▶ _What is expected_
All records are to be retyped faithfully and completely.

## begin Provided records

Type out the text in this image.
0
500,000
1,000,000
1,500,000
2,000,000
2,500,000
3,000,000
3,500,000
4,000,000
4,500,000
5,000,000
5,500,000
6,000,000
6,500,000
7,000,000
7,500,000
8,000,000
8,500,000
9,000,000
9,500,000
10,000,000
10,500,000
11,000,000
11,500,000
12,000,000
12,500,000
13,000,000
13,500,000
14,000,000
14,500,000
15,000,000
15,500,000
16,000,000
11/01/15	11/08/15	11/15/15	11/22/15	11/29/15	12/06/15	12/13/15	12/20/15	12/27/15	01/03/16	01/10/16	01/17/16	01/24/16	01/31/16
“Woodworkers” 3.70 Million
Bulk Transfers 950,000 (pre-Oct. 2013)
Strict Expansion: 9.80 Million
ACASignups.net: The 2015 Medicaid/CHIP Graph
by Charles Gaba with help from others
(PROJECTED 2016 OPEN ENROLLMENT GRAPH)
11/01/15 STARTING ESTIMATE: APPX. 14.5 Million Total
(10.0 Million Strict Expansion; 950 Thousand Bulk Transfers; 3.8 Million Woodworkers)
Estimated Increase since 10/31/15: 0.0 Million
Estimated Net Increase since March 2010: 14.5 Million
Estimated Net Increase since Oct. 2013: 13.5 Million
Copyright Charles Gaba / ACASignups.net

## end Provided records

▶ _Exercise result_
Type out the text in this image.
0
500,000
1,000,000
1,500,000
2,000,000
2,500,000
3,000,000
3,500,000
4,000,000
4,500,000
5,000,000
5,500,000
6,000,000
6,500,000
7,000,000
7,500,000
8,000,000
8,500,000
9,000,000
9,500,000
10,000,000
10,500,000
11,000,000
11,500,000
12,000,000
12,500,000
13,000,000
13,500,000
14,000,000
14,500,000
15,000,000
15,500,000
16,000,000
11/01/15	11/08/15	11/15/15	11/22/15	11/29/15	12/06/15	12/13/15	12/20/15	12/27/15	01/03/16	01/10/16	01/17/16	01/24/16	01/31/16
“Woodworkers” 3.70 Million
Bulk Transfers 950,000 (pre-Oct. 2013)
Strict Expansion: 9.80 Million
ACASignups.net: The 2015 Medicaid/CHIP Graph
by Charles Gaba with help from others
(PROJECTED 2016 OPEN ENROLLMENT GRAPH)
11/01/15 STARTING ESTIMATE: APPX. 14.5 Million Total
(10.0 Million Strict Expansion; 950 Thousand Bulk Transfers; 3.8 Million Woodworkers)
Estimated Increase since 10/31/15: 0.0 Million
Estimated Net Increase since March 2010: 14.5 Million
Estimated Net Increase since Oct. 2013: 13.5 Million
Copyright Charles Gaba / ACASignups.net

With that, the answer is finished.